_SHORT EXERCISE_
Each record that follows should be repeated exactly, minus any images.

[Records from a data collection]

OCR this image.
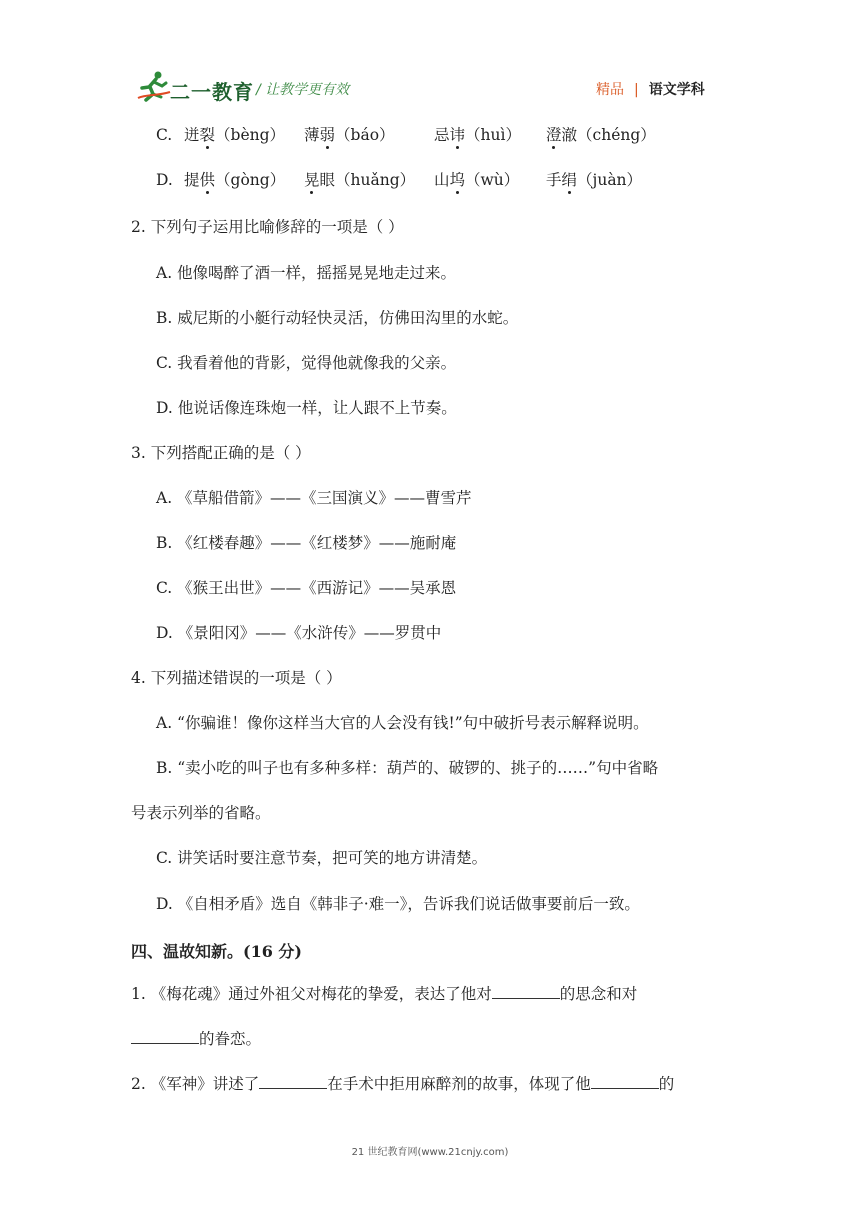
二一教育 / 让教学更有效	精品 | 语文学科
C. 迸裂（bèng） 薄弱（báo）	忌讳（huì） 澄澈（chéng）
D. 提供（gòng） 晃眼（huǎng） 山坞（wù） 手绢（juàn）
2. 下列句子运用比喻修辞的一项是（ ）
A. 他像喝醉了酒一样，摇摇晃晃地走过来。
B. 威尼斯的小艇行动轻快灵活，仿佛田沟里的水蛇。
C. 我看着他的背影，觉得他就像我的父亲。
D. 他说话像连珠炮一样，让人跟不上节奏。
3. 下列搭配正确的是（ ）
A. 《草船借箭》——《三国演义》——曹雪芹
B. 《红楼春趣》——《红楼梦》——施耐庵
C. 《猴王出世》——《西游记》——吴承恩
D. 《景阳冈》——《水浒传》——罗贯中
4. 下列描述错误的一项是（ ）
A. “你骗谁！像你这样当大官的人会没有钱!”句中破折号表示解释说明。
B. “卖小吃的叫子也有多种多样：葫芦的、破锣的、挑子的……”句中省略
号表示列举的省略。
C. 讲笑话时要注意节奏，把可笑的地方讲清楚。
D. 《自相矛盾》选自《韩非子·难一》，告诉我们说话做事要前后一致。
四、温故知新。(16 分)
1. 《梅花魂》通过外祖父对梅花的挚爱，表达了他对	的思念和对
的眷恋。
2. 《军神》讲述了	在手术中拒用麻醉剂的故事，体现了他	的
21 世纪教育网(www.21cnjy.com)
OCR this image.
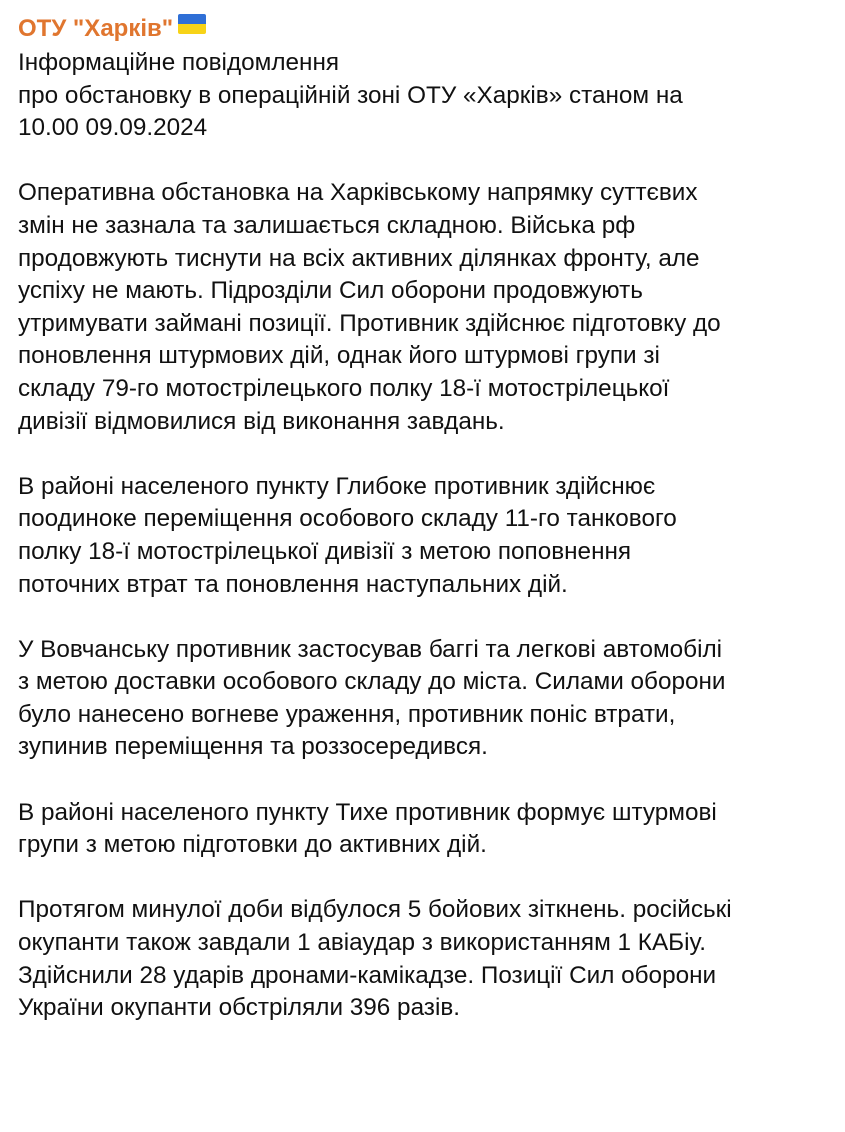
ОТУ "Харків"
Інформаційне повідомлення
про обстановку в операційній зоні ОТУ «Харків» станом на
10.00 09.09.2024
Оперативна обстановка на Харківському напрямку суттєвих
змін не зазнала та залишається складною. Війська рф
продовжують тиснути на всіх активних ділянках фронту, але
успіху не мають. Підрозділи Сил оборони продовжують
утримувати займані позиції. Противник здійснює підготовку до
поновлення штурмових дій, однак його штурмові групи зі
складу 79-го мотострілецького полку 18-ї мотострілецької
дивізії відмовилися від виконання завдань.
В районі населеного пункту Глибоке противник здійснює
поодиноке переміщення особового складу 11-го танкового
полку 18-ї мотострілецької дивізії з метою поповнення
поточних втрат та поновлення наступальних дій.
У Вовчанську противник застосував баггі та легкові автомобілі
з метою доставки особового складу до міста. Силами оборони
було нанесено вогневе ураження, противник поніс втрати,
зупинив переміщення та роззосередився.
В районі населеного пункту Тихе противник формує штурмові
групи з метою підготовки до активних дій.
Протягом минулої доби відбулося 5 бойових зіткнень. російські
окупанти також завдали 1 авіаудар з використанням 1 КАБіу.
Здійснили 28 ударів дронами-камікадзе. Позиції Сил оборони
України окупанти обстріляли 396 разів.
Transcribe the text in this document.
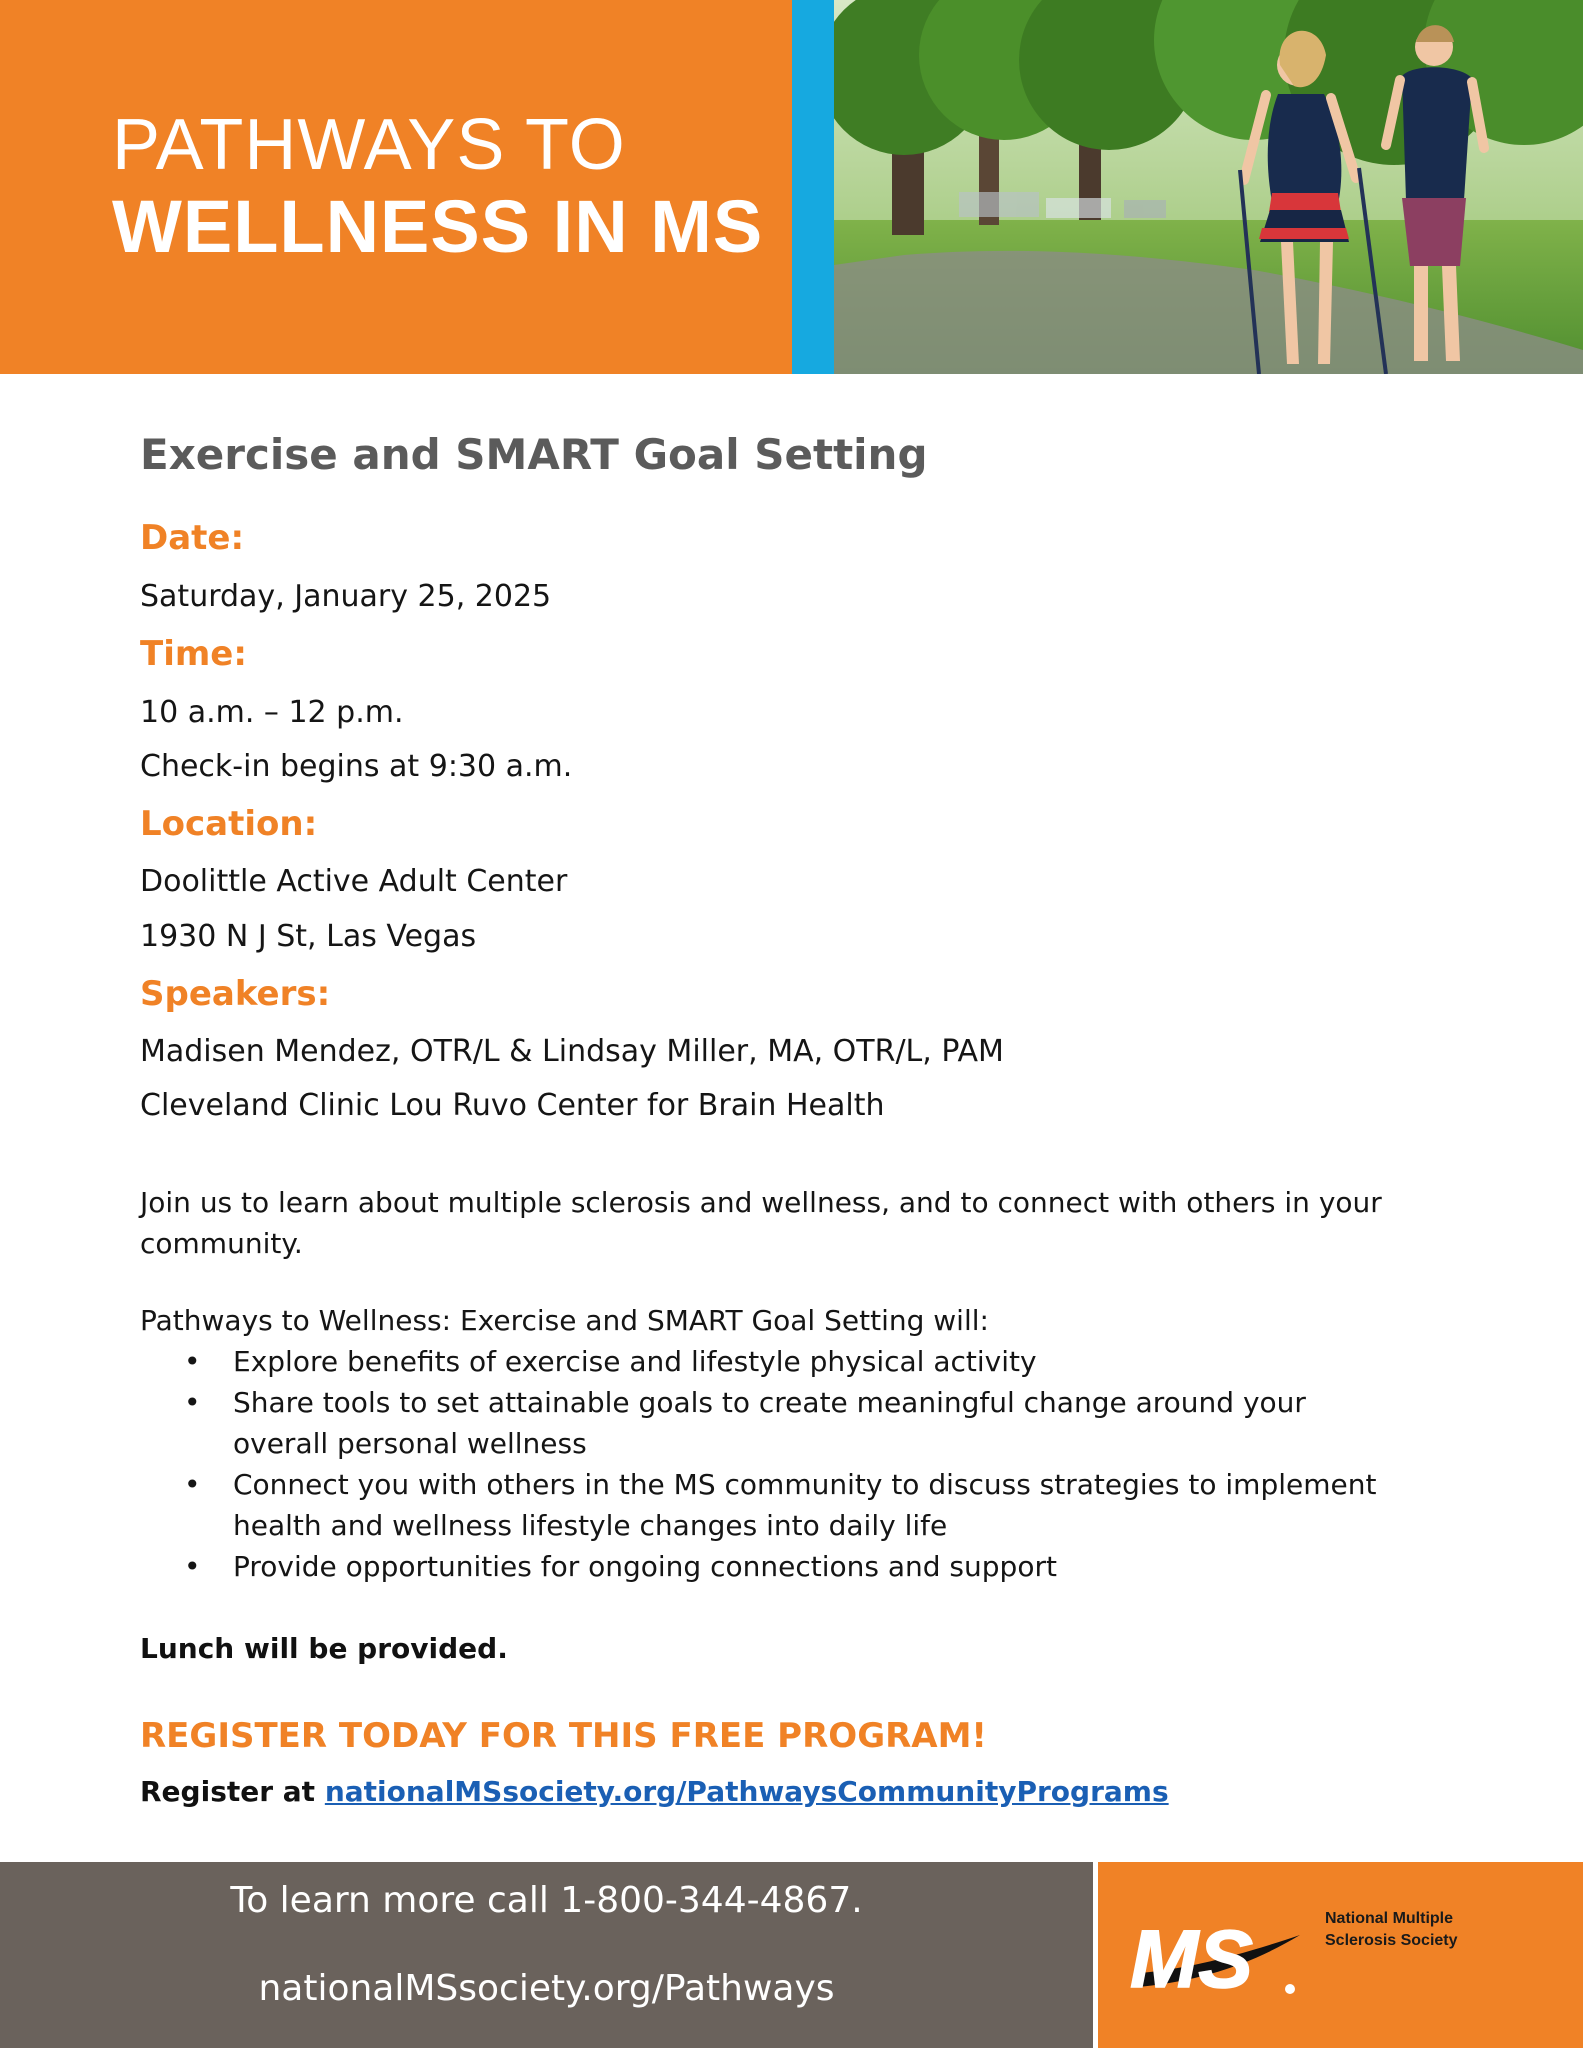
PATHWAYS TO
WELLNESS IN MS
Exercise and SMART Goal Setting
Date:
Saturday, January 25, 2025
Time:
10 a.m. – 12 p.m.
Check-in begins at 9:30 a.m.
Location:
Doolittle Active Adult Center
1930 N J St, Las Vegas
Speakers:
Madisen Mendez, OTR/L & Lindsay Miller, MA, OTR/L, PAM
Cleveland Clinic Lou Ruvo Center for Brain Health
Join us to learn about multiple sclerosis and wellness, and to connect with others in your community.
Pathways to Wellness: Exercise and SMART Goal Setting will:
• Explore benefits of exercise and lifestyle physical activity
• Share tools to set attainable goals to create meaningful change around your overall personal wellness
• Connect you with others in the MS community to discuss strategies to implement health and wellness lifestyle changes into daily life
• Provide opportunities for ongoing connections and support
Lunch will be provided.
REGISTER TODAY FOR THIS FREE PROGRAM!
Register at nationalMSsociety.org/PathwaysCommunityPrograms
To learn more call 1-800-344-4867.
nationalMSsociety.org/Pathways	MS	National Multiple Sclerosis Society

_RESULT_
OCR this image.
二一教育 / 让教学更有效	精品 | 语文学科
C. 迸裂（bèng） 薄弱（báo）	忌讳（huì） 澄澈（chéng）
D. 提供（gòng） 晃眼（huǎng） 山坞（wù） 手绢（juàn）
2. 下列句子运用比喻修辞的一项是（ ）
A. 他像喝醉了酒一样，摇摇晃晃地走过来。
B. 威尼斯的小艇行动轻快灵活，仿佛田沟里的水蛇。
C. 我看着他的背影，觉得他就像我的父亲。
D. 他说话像连珠炮一样，让人跟不上节奏。
3. 下列搭配正确的是（ ）
A. 《草船借箭》——《三国演义》——曹雪芹
B. 《红楼春趣》——《红楼梦》——施耐庵
C. 《猴王出世》——《西游记》——吴承恩
D. 《景阳冈》——《水浒传》——罗贯中
4. 下列描述错误的一项是（ ）
A. “你骗谁！像你这样当大官的人会没有钱!”句中破折号表示解释说明。
B. “卖小吃的叫子也有多种多样：葫芦的、破锣的、挑子的……”句中省略
号表示列举的省略。
C. 讲笑话时要注意节奏，把可笑的地方讲清楚。
D. 《自相矛盾》选自《韩非子·难一》，告诉我们说话做事要前后一致。
四、温故知新。(16 分)
1. 《梅花魂》通过外祖父对梅花的挚爱，表达了他对	的思念和对
的眷恋。
2. 《军神》讲述了	在手术中拒用麻醉剂的故事，体现了他	的
21 世纪教育网(www.21cnjy.com)
OCR this image.
ОТУ "Харків"
Інформаційне повідомлення
про обстановку в операційній зоні ОТУ «Харків» станом на
10.00 09.09.2024
Оперативна обстановка на Харківському напрямку суттєвих
змін не зазнала та залишається складною. Війська рф
продовжують тиснути на всіх активних ділянках фронту, але
успіху не мають. Підрозділи Сил оборони продовжують
утримувати займані позиції. Противник здійснює підготовку до
поновлення штурмових дій, однак його штурмові групи зі
складу 79-го мотострілецького полку 18-ї мотострілецької
дивізії відмовилися від виконання завдань.
В районі населеного пункту Глибоке противник здійснює
поодиноке переміщення особового складу 11-го танкового
полку 18-ї мотострілецької дивізії з метою поповнення
поточних втрат та поновлення наступальних дій.
У Вовчанську противник застосував баггі та легкові автомобілі
з метою доставки особового складу до міста. Силами оборони
було нанесено вогневе ураження, противник поніс втрати,
зупинив переміщення та роззосередився.
В районі населеного пункту Тихе противник формує штурмові
групи з метою підготовки до активних дій.
Протягом минулої доби відбулося 5 бойових зіткнень. російські
окупанти також завдали 1 авіаудар з використанням 1 КАБіу.
Здійснили 28 ударів дронами-камікадзе. Позиції Сил оборони
України окупанти обстріляли 396 разів.
Transcribe the text in this document.
PATHWAYS TO
WELLNESS IN MS
Exercise and SMART Goal Setting
Date:
Saturday, January 25, 2025
Time:
10 a.m. – 12 p.m.
Check-in begins at 9:30 a.m.
Location:
Doolittle Active Adult Center
1930 N J St, Las Vegas
Speakers:
Madisen Mendez, OTR/L & Lindsay Miller, MA, OTR/L, PAM
Cleveland Clinic Lou Ruvo Center for Brain Health
Join us to learn about multiple sclerosis and wellness, and to connect with others in your community.
Pathways to Wellness: Exercise and SMART Goal Setting will:
• Explore benefits of exercise and lifestyle physical activity
• Share tools to set attainable goals to create meaningful change around your overall personal wellness
• Connect you with others in the MS community to discuss strategies to implement health and wellness lifestyle changes into daily life
• Provide opportunities for ongoing connections and support
Lunch will be provided.
REGISTER TODAY FOR THIS FREE PROGRAM!
Register at nationalMSsociety.org/PathwaysCommunityPrograms
To learn more call 1-800-344-4867.
nationalMSsociety.org/Pathways	MS	National Multiple Sclerosis Society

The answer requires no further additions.